GIVEN PASSAGE:
— BEGIN —

I want to elaborate a little here, lest ppl think I'm some sort of w0ketard with an axe to grind against a writer in the late colonial milieu. Let me be clear that even measured against those standards, this is a lazy, uninspired piece of trash writing.
The Chinese stories rendered here are organised haphazardly, and told in a bland, overly-descriptive manner that make the myths appear almost as bland and as overly-descriptive as Werner himself.
I lay the quality of these stories entirely on the author himself. As a Chinese person I grew up with far livelier renderings of these stories in Chinese media, so it is certainly not an issue of the Chinese themselves, as Werner occasionally likes to imply in this text.
It isn't strictly a translational issue either. David Kherdian's entertaining English translation of Monkey is far superior to the vacuous, anaemic rendering of Wukong's exploits in this text. English writers can, and do, translate Chinese stories well --but perhaps only if they don't come at the task with the snide condescension Werner keeps applying in this book.

— END —

DATASET SECTION:
— BEGIN —

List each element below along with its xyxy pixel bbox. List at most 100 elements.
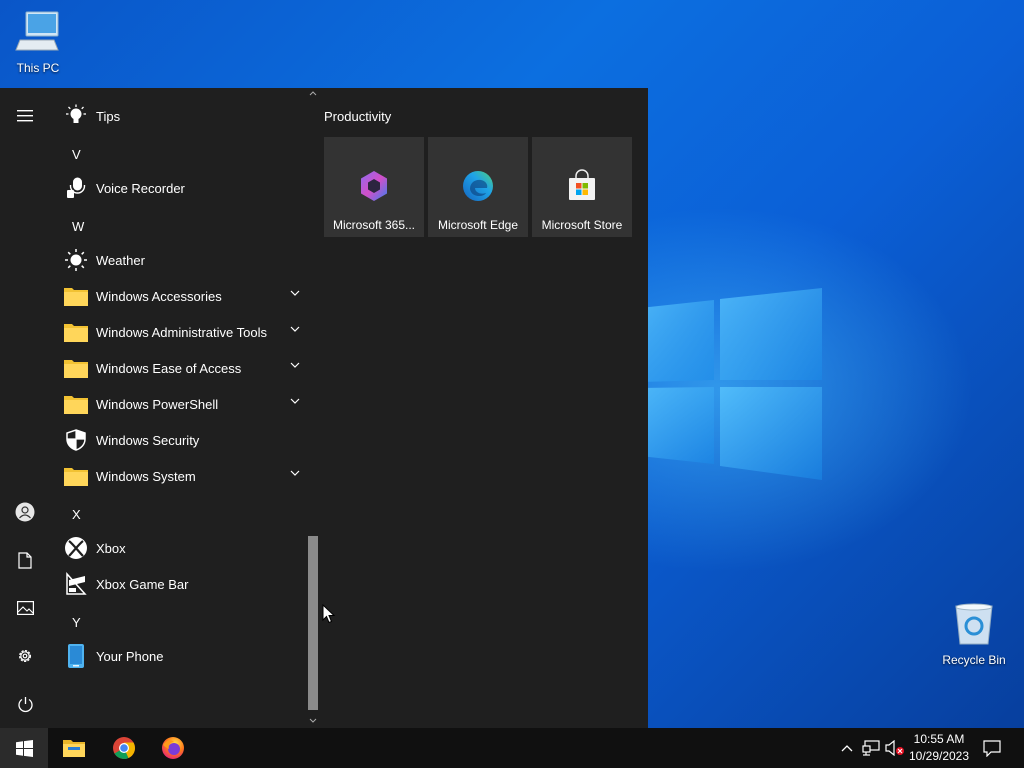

— END —

DIRECTIONS:
**a.** According to the review, whose English translation of Monkey is far superior to this book's rendering of Wukong's exploits?
**b.** Say whether each statement agrees with the review, answering yes or no and quoting the deciding words: (i) The Chinese stories in the book are organized with care. (ii) The reviewer grew up with livelier versions of these stories in Chinese media. (iii) The reviewer blames the quality of the stories mainly on the Chinese themselves.
**c.** Write out the stretch of the review from "I lay the quality" through "imply in this text.".
None of the lines are needed here.

ANSWERS BY TASK:
**a.** David Kherdian's.

**b.**
(i) No: "The Chinese stories rendered here are organised haphazardly"
(ii) Yes: "As a Chinese person I grew up with far livelier renderings of these stories in Chinese media"
(iii) No: "I lay the quality of these stories entirely on the author himself"

**c.**
I lay the quality of these stories entirely on the author himself. As a Chinese person I grew up with far livelier renderings of these stories in Chinese media, so it is certainly not an issue of the Chinese themselves, as Werner occasionally likes to imply in this text.